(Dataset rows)
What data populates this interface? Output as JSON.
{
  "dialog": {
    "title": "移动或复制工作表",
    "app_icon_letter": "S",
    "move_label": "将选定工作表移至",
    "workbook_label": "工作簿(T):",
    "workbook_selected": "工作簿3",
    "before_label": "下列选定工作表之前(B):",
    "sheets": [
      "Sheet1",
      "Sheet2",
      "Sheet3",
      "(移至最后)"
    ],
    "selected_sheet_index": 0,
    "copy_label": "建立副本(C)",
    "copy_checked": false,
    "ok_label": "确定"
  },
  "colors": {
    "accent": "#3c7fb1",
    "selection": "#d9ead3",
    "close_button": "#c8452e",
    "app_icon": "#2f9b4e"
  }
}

### TASK TO CARRY OUT
Return the listing above in its exact form.

### SOLUTION
What data populates this interface? Output as JSON.
{
  "dialog": {
    "title": "移动或复制工作表",
    "app_icon_letter": "S",
    "move_label": "将选定工作表移至",
    "workbook_label": "工作簿(T):",
    "workbook_selected": "工作簿3",
    "before_label": "下列选定工作表之前(B):",
    "sheets": [
      "Sheet1",
      "Sheet2",
      "Sheet3",
      "(移至最后)"
    ],
    "selected_sheet_index": 0,
    "copy_label": "建立副本(C)",
    "copy_checked": false,
    "ok_label": "确定"
  },
  "colors": {
    "accent": "#3c7fb1",
    "selection": "#d9ead3",
    "close_button": "#c8452e",
    "app_icon": "#2f9b4e"
  }
}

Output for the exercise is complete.